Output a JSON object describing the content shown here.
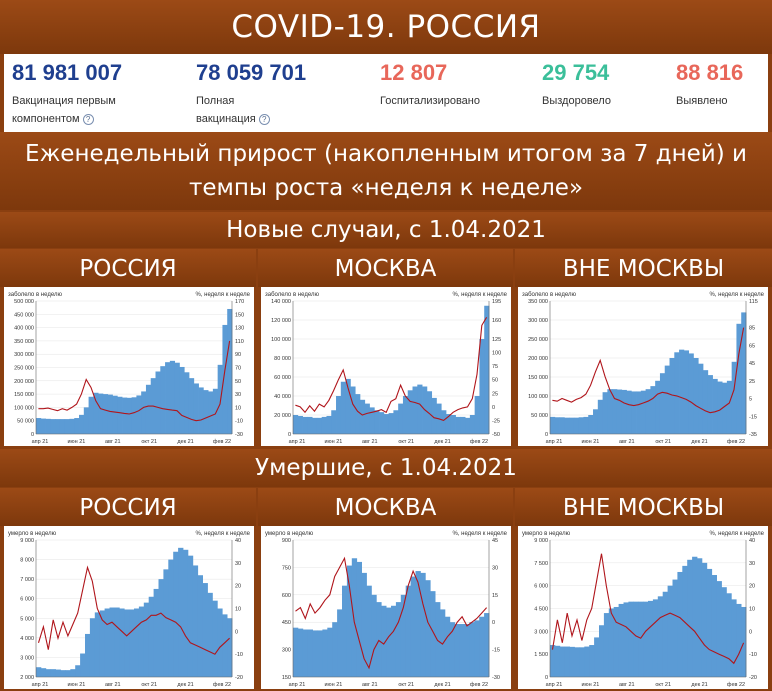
{
  "title": "COVID-19. РОССИЯ",
  "stats": [
    {
      "value": "81 981 007",
      "label_lines": [
        "Вакцинация первым",
        "компонентом"
      ],
      "help": true,
      "color": "#1f3f8f"
    },
    {
      "value": "78 059 701",
      "label_lines": [
        "Полная",
        "вакцинация"
      ],
      "help": true,
      "color": "#1f3f8f"
    },
    {
      "value": "12 807",
      "label_lines": [
        "Госпитализировано"
      ],
      "help": false,
      "color": "#e8675a"
    },
    {
      "value": "29 754",
      "label_lines": [
        "Выздоровело"
      ],
      "help": false,
      "color": "#3bbf9a"
    },
    {
      "value": "88 816",
      "label_lines": [
        "Выявлено"
      ],
      "help": false,
      "color": "#e8675a"
    }
  ],
  "help_icon_char": "?",
  "weekly_header": "Еженедельный прирост (накопленным итогом за 7 дней) и темпы роста «неделя к неделе»",
  "section_new": "Новые случаи, с 1.04.2021",
  "section_deaths": "Умершие, с 1.04.2021",
  "region_titles": [
    "РОССИЯ",
    "МОСКВА",
    "ВНЕ МОСКВЫ"
  ],
  "colors": {
    "bars": "#5b9bd5",
    "line": "#b0151b",
    "band": "#8a3f10"
  },
  "chart_data": [
    {
      "type": "area",
      "region": "РОССИЯ",
      "section": "new",
      "ylabel": "заболело в неделю",
      "y2label": "%, неделя к неделе",
      "x_ticks": [
        "апр 21",
        "июн 21",
        "авг 21",
        "окт 21",
        "дек 21",
        "фев 22"
      ],
      "y_ticks": [
        "0",
        "50 000",
        "100 000",
        "150 000",
        "200 000",
        "250 000",
        "300 000",
        "350 000",
        "400 000",
        "450 000",
        "500 000"
      ],
      "y2_ticks": [
        "-30",
        "-10",
        "10",
        "30",
        "50",
        "70",
        "90",
        "110",
        "130",
        "150",
        "170"
      ],
      "ylim": [
        0,
        500000
      ],
      "y2lim": [
        -30,
        170
      ],
      "weekly_cases": [
        60000,
        58000,
        57000,
        56000,
        56000,
        56000,
        56000,
        57000,
        60000,
        72000,
        100000,
        140000,
        155000,
        152000,
        150000,
        148000,
        144000,
        140000,
        137000,
        136000,
        138000,
        145000,
        160000,
        185000,
        210000,
        235000,
        255000,
        270000,
        275000,
        268000,
        252000,
        232000,
        210000,
        190000,
        175000,
        165000,
        160000,
        170000,
        260000,
        410000,
        470000
      ],
      "growth_pct": [
        8,
        8,
        9,
        7,
        5,
        8,
        6,
        10,
        15,
        30,
        52,
        40,
        20,
        8,
        6,
        4,
        3,
        2,
        1,
        0,
        2,
        5,
        10,
        12,
        12,
        10,
        8,
        7,
        6,
        5,
        -2,
        -5,
        -8,
        -10,
        -9,
        -6,
        -3,
        0,
        15,
        65,
        110
      ]
    },
    {
      "type": "area",
      "region": "МОСКВА",
      "section": "new",
      "ylabel": "заболело в неделю",
      "y2label": "%, неделя к неделе",
      "x_ticks": [
        "апр 21",
        "июн 21",
        "авг 21",
        "окт 21",
        "дек 21",
        "фев 22"
      ],
      "y_ticks": [
        "0",
        "20 000",
        "40 000",
        "60 000",
        "80 000",
        "100 000",
        "120 000",
        "140 000"
      ],
      "y2_ticks": [
        "-50",
        "-25",
        "0",
        "25",
        "50",
        "75",
        "100",
        "125",
        "160",
        "195"
      ],
      "ylim": [
        0,
        140000
      ],
      "y2lim": [
        -50,
        195
      ],
      "weekly_cases": [
        20000,
        19000,
        18000,
        18000,
        17000,
        17000,
        18000,
        19000,
        25000,
        40000,
        55000,
        58000,
        50000,
        42000,
        36000,
        32000,
        28000,
        25000,
        23000,
        21000,
        22000,
        25000,
        32000,
        40000,
        46000,
        50000,
        52000,
        50000,
        45000,
        38000,
        32000,
        25000,
        21000,
        20000,
        18000,
        18000,
        17000,
        20000,
        40000,
        100000,
        135000
      ],
      "growth_pct": [
        3,
        0,
        -10,
        2,
        -8,
        5,
        0,
        12,
        30,
        50,
        68,
        35,
        5,
        -8,
        -15,
        -12,
        -10,
        -8,
        -5,
        -10,
        10,
        15,
        40,
        20,
        10,
        8,
        5,
        -5,
        -12,
        -20,
        -22,
        -25,
        -18,
        -10,
        -5,
        -2,
        0,
        15,
        60,
        150,
        165
      ]
    },
    {
      "type": "area",
      "region": "ВНЕ МОСКВЫ",
      "section": "new",
      "ylabel": "заболело в неделю",
      "y2label": "%, неделя к неделе",
      "x_ticks": [
        "апр 21",
        "июн 21",
        "авг 21",
        "окт 21",
        "дек 21",
        "фев 22"
      ],
      "y_ticks": [
        "0",
        "50 000",
        "100 000",
        "150 000",
        "200 000",
        "250 000",
        "300 000",
        "350 000"
      ],
      "y2_ticks": [
        "-35",
        "-15",
        "5",
        "25",
        "45",
        "65",
        "85",
        "115"
      ],
      "ylim": [
        0,
        350000
      ],
      "y2lim": [
        -35,
        115
      ],
      "weekly_cases": [
        45000,
        44000,
        44000,
        43000,
        43000,
        43000,
        44000,
        45000,
        50000,
        65000,
        90000,
        110000,
        118000,
        118000,
        117000,
        116000,
        114000,
        112000,
        112000,
        114000,
        118000,
        126000,
        140000,
        160000,
        180000,
        200000,
        215000,
        222000,
        220000,
        212000,
        200000,
        185000,
        168000,
        155000,
        145000,
        138000,
        135000,
        140000,
        190000,
        290000,
        320000
      ],
      "growth_pct": [
        3,
        2,
        5,
        3,
        1,
        4,
        6,
        10,
        20,
        35,
        48,
        30,
        15,
        5,
        3,
        0,
        -2,
        -3,
        -2,
        0,
        2,
        5,
        10,
        12,
        11,
        9,
        8,
        6,
        4,
        1,
        -3,
        -6,
        -9,
        -11,
        -10,
        -8,
        -4,
        0,
        15,
        55,
        85
      ]
    },
    {
      "type": "area",
      "region": "РОССИЯ",
      "section": "deaths",
      "ylabel": "умерло в неделю",
      "y2label": "%, неделя к неделе",
      "x_ticks": [
        "апр 21",
        "июн 21",
        "авг 21",
        "окт 21",
        "дек 21",
        "фев 22"
      ],
      "y_ticks": [
        "2 000",
        "3 000",
        "4 000",
        "5 000",
        "6 000",
        "7 000",
        "8 000",
        "9 000"
      ],
      "y2_ticks": [
        "-20",
        "-10",
        "0",
        "10",
        "20",
        "30",
        "40"
      ],
      "ylim": [
        2000,
        9000
      ],
      "y2lim": [
        -20,
        40
      ],
      "weekly_deaths": [
        2500,
        2450,
        2400,
        2400,
        2380,
        2350,
        2350,
        2400,
        2600,
        3200,
        4200,
        5000,
        5300,
        5400,
        5500,
        5550,
        5550,
        5500,
        5450,
        5450,
        5500,
        5600,
        5800,
        6100,
        6500,
        7000,
        7500,
        8000,
        8400,
        8600,
        8500,
        8200,
        7700,
        7200,
        6800,
        6300,
        5900,
        5500,
        5200,
        5000
      ],
      "growth_pct": [
        -5,
        2,
        -8,
        5,
        -3,
        4,
        -2,
        3,
        8,
        18,
        28,
        22,
        10,
        5,
        3,
        4,
        2,
        0,
        -2,
        0,
        2,
        4,
        5,
        7,
        7,
        8,
        6,
        5,
        4,
        2,
        -2,
        -5,
        -6,
        -7,
        -8,
        -9,
        -10,
        -7,
        -5,
        -3
      ]
    },
    {
      "type": "area",
      "region": "МОСКВА",
      "section": "deaths",
      "ylabel": "умерло в неделю",
      "y2label": "%, неделя к неделе",
      "x_ticks": [
        "апр 21",
        "июн 21",
        "авг 21",
        "окт 21",
        "дек 21",
        "фев 22"
      ],
      "y_ticks": [
        "150",
        "300",
        "450",
        "600",
        "750",
        "900"
      ],
      "y2_ticks": [
        "-30",
        "-15",
        "0",
        "15",
        "30",
        "45"
      ],
      "ylim": [
        150,
        900
      ],
      "y2lim": [
        -30,
        45
      ],
      "weekly_deaths": [
        420,
        415,
        410,
        410,
        405,
        405,
        410,
        420,
        450,
        520,
        650,
        760,
        800,
        780,
        720,
        650,
        600,
        560,
        540,
        530,
        540,
        560,
        600,
        650,
        700,
        730,
        720,
        680,
        620,
        560,
        520,
        480,
        450,
        440,
        440,
        440,
        450,
        460,
        480,
        500
      ],
      "growth_pct": [
        6,
        8,
        2,
        10,
        5,
        8,
        12,
        15,
        25,
        30,
        35,
        20,
        0,
        -10,
        -20,
        -25,
        -15,
        -10,
        -12,
        -8,
        -5,
        0,
        8,
        20,
        28,
        22,
        10,
        0,
        -5,
        -10,
        -12,
        -8,
        -5,
        0,
        3,
        -2,
        0,
        2,
        5,
        8
      ]
    },
    {
      "type": "area",
      "region": "ВНЕ МОСКВЫ",
      "section": "deaths",
      "ylabel": "умерло в неделю",
      "y2label": "%, неделя к неделе",
      "x_ticks": [
        "апр 21",
        "июн 21",
        "авг 21",
        "окт 21",
        "дек 21",
        "фев 22"
      ],
      "y_ticks": [
        "0",
        "1 500",
        "3 000",
        "4 500",
        "6 000",
        "7 500",
        "9 000"
      ],
      "y2_ticks": [
        "-20",
        "-10",
        "0",
        "10",
        "20",
        "30",
        "40"
      ],
      "ylim": [
        0,
        9000
      ],
      "y2lim": [
        -20,
        40
      ],
      "weekly_deaths": [
        2100,
        2050,
        2000,
        2000,
        1980,
        1950,
        1950,
        2000,
        2100,
        2600,
        3400,
        4200,
        4500,
        4600,
        4800,
        4900,
        4950,
        4950,
        4950,
        4950,
        5000,
        5100,
        5300,
        5600,
        6000,
        6400,
        6900,
        7300,
        7700,
        7900,
        7800,
        7500,
        7100,
        6700,
        6300,
        5900,
        5500,
        5100,
        4800,
        4600
      ],
      "growth_pct": [
        -8,
        5,
        -5,
        8,
        -2,
        5,
        -4,
        5,
        10,
        22,
        34,
        20,
        8,
        4,
        3,
        2,
        0,
        -2,
        -3,
        0,
        2,
        4,
        6,
        7,
        8,
        7,
        6,
        4,
        2,
        0,
        -3,
        -6,
        -8,
        -9,
        -10,
        -11,
        -12,
        -14,
        -10,
        -5
      ]
    }
  ]
}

----

EXERCISE INSTRUCTIONS
Gather each line that holds "РОССИЯ".

SOLUTION TO THIS TASK
  "title": "COVID-19. РОССИЯ",
    "РОССИЯ",
      "region": "РОССИЯ",
      "region": "РОССИЯ",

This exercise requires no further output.